#### REQUIREMENT:
Answer with nothing but the number of lines that include the word "because".

>>>

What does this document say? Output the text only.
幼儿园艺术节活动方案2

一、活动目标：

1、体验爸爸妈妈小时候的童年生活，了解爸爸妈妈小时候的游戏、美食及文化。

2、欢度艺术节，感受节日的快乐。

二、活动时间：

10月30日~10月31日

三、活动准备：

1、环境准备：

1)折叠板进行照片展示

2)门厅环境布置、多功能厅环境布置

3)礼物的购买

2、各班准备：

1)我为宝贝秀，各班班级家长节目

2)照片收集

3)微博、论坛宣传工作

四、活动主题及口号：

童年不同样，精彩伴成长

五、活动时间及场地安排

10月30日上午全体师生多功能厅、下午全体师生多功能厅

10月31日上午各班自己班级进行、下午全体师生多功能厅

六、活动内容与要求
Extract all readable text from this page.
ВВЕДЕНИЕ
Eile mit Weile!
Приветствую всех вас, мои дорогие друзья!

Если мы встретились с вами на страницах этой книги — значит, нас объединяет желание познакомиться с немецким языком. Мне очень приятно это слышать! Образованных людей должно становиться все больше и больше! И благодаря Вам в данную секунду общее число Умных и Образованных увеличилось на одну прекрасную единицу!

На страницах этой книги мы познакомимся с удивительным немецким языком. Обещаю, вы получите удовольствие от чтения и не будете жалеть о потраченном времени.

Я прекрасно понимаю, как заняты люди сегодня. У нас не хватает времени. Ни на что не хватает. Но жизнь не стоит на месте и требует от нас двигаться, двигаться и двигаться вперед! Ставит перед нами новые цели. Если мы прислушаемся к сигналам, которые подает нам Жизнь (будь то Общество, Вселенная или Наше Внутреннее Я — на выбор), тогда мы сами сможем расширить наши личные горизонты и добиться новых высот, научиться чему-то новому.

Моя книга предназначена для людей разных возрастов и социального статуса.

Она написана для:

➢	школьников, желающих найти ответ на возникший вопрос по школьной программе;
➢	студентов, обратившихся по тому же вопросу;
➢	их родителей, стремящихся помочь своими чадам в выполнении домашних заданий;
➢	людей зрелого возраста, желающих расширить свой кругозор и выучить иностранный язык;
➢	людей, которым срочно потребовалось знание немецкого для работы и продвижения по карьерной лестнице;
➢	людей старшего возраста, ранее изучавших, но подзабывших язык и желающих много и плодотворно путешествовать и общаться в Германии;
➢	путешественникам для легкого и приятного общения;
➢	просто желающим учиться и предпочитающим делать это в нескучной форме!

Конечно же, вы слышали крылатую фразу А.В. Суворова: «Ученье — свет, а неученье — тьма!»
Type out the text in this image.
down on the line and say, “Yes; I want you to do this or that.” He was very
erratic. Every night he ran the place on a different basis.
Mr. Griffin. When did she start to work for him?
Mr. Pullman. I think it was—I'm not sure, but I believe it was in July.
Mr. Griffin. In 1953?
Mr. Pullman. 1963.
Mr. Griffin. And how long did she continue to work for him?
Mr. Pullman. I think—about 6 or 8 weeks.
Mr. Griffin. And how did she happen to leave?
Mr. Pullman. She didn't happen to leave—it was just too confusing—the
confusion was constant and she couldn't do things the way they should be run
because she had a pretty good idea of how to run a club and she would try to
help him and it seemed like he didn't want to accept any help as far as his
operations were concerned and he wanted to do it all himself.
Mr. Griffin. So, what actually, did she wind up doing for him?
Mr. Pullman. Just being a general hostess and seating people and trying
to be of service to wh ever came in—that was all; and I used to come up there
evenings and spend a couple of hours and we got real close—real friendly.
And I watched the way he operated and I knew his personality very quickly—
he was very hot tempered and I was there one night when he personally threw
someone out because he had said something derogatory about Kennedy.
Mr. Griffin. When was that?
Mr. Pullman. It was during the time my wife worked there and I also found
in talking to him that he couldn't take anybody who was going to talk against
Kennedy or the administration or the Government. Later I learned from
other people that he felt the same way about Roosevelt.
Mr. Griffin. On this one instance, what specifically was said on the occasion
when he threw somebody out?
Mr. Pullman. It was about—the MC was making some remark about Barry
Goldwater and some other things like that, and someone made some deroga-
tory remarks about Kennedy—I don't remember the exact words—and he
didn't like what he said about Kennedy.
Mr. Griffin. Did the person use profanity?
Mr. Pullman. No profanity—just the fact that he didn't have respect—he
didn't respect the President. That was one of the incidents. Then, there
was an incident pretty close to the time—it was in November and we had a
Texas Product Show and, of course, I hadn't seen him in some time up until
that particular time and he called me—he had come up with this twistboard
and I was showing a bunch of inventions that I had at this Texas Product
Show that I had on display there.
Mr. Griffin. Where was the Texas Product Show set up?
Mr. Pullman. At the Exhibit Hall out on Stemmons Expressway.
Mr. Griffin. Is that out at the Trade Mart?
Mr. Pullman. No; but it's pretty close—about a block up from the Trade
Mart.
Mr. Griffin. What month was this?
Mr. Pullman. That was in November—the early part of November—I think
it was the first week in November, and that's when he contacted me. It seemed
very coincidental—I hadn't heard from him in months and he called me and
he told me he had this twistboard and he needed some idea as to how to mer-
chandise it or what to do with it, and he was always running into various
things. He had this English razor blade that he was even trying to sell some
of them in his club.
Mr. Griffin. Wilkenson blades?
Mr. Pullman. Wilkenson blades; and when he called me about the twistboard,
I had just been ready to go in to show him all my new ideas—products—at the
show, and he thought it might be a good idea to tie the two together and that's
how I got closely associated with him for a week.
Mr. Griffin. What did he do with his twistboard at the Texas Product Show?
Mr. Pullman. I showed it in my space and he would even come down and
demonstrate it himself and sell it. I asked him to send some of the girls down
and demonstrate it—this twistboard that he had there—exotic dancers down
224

<<<

#### EXPECTED ANSWER:
2